(Stored items from a collection)

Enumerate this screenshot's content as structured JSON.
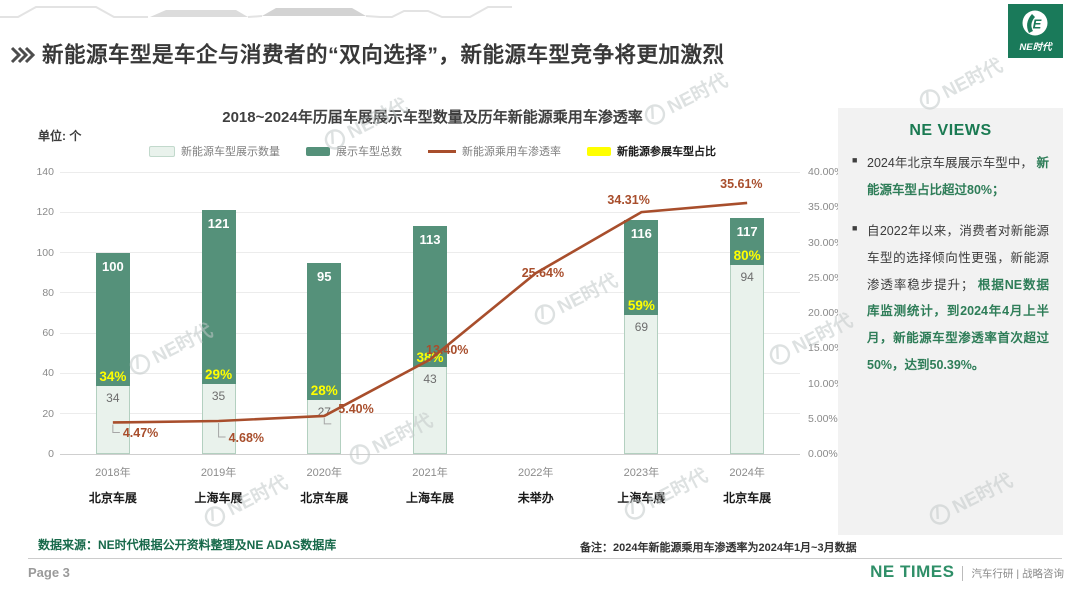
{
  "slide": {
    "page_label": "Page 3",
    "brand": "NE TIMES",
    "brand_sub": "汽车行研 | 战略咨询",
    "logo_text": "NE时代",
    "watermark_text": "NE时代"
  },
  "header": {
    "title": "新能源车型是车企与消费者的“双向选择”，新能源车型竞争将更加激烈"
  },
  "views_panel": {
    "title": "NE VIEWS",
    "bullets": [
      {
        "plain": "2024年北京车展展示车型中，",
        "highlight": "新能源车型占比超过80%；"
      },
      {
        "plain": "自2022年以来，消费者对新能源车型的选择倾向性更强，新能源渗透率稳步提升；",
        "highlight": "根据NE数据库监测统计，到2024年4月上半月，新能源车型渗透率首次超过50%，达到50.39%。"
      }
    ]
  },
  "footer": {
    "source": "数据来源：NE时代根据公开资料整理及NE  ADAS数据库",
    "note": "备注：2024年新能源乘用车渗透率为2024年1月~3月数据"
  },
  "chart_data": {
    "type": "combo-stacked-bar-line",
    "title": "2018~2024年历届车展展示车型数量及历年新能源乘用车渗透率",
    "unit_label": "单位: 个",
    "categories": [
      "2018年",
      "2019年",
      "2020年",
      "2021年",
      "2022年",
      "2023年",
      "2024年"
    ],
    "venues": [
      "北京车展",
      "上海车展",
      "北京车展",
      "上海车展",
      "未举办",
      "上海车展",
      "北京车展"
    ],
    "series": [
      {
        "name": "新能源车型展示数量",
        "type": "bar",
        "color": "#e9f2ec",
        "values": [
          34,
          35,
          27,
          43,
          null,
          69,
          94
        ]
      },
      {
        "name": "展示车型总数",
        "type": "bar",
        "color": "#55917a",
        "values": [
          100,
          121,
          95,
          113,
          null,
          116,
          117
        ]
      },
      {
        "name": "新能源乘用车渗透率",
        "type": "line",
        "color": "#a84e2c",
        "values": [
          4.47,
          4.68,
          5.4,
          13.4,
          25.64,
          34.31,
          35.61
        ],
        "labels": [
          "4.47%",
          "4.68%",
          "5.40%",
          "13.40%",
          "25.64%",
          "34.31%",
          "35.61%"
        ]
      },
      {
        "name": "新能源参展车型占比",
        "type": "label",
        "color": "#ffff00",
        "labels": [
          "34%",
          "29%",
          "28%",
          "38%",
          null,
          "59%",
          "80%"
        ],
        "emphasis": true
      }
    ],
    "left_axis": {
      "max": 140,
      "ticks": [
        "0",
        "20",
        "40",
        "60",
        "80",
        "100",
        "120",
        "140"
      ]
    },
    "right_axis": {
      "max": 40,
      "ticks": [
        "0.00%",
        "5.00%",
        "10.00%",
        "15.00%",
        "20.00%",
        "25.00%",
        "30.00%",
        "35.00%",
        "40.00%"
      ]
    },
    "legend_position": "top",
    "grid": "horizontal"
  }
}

_Written exercise_
Copy out all the records exactly, excluding pictures.

_Problem solution_
Enumerate this screenshot's content as structured JSON.
{
  "slide": {
    "page_label": "Page 3",
    "brand": "NE TIMES",
    "brand_sub": "汽车行研 | 战略咨询",
    "logo_text": "NE时代",
    "watermark_text": "NE时代"
  },
  "header": {
    "title": "新能源车型是车企与消费者的“双向选择”，新能源车型竞争将更加激烈"
  },
  "views_panel": {
    "title": "NE VIEWS",
    "bullets": [
      {
        "plain": "2024年北京车展展示车型中，",
        "highlight": "新能源车型占比超过80%；"
      },
      {
        "plain": "自2022年以来，消费者对新能源车型的选择倾向性更强，新能源渗透率稳步提升；",
        "highlight": "根据NE数据库监测统计，到2024年4月上半月，新能源车型渗透率首次超过50%，达到50.39%。"
      }
    ]
  },
  "footer": {
    "source": "数据来源：NE时代根据公开资料整理及NE  ADAS数据库",
    "note": "备注：2024年新能源乘用车渗透率为2024年1月~3月数据"
  },
  "chart_data": {
    "type": "combo-stacked-bar-line",
    "title": "2018~2024年历届车展展示车型数量及历年新能源乘用车渗透率",
    "unit_label": "单位: 个",
    "categories": [
      "2018年",
      "2019年",
      "2020年",
      "2021年",
      "2022年",
      "2023年",
      "2024年"
    ],
    "venues": [
      "北京车展",
      "上海车展",
      "北京车展",
      "上海车展",
      "未举办",
      "上海车展",
      "北京车展"
    ],
    "series": [
      {
        "name": "新能源车型展示数量",
        "type": "bar",
        "color": "#e9f2ec",
        "values": [
          34,
          35,
          27,
          43,
          null,
          69,
          94
        ]
      },
      {
        "name": "展示车型总数",
        "type": "bar",
        "color": "#55917a",
        "values": [
          100,
          121,
          95,
          113,
          null,
          116,
          117
        ]
      },
      {
        "name": "新能源乘用车渗透率",
        "type": "line",
        "color": "#a84e2c",
        "values": [
          4.47,
          4.68,
          5.4,
          13.4,
          25.64,
          34.31,
          35.61
        ],
        "labels": [
          "4.47%",
          "4.68%",
          "5.40%",
          "13.40%",
          "25.64%",
          "34.31%",
          "35.61%"
        ]
      },
      {
        "name": "新能源参展车型占比",
        "type": "label",
        "color": "#ffff00",
        "labels": [
          "34%",
          "29%",
          "28%",
          "38%",
          null,
          "59%",
          "80%"
        ],
        "emphasis": true
      }
    ],
    "left_axis": {
      "max": 140,
      "ticks": [
        "0",
        "20",
        "40",
        "60",
        "80",
        "100",
        "120",
        "140"
      ]
    },
    "right_axis": {
      "max": 40,
      "ticks": [
        "0.00%",
        "5.00%",
        "10.00%",
        "15.00%",
        "20.00%",
        "25.00%",
        "30.00%",
        "35.00%",
        "40.00%"
      ]
    },
    "legend_position": "top",
    "grid": "horizontal"
  }
}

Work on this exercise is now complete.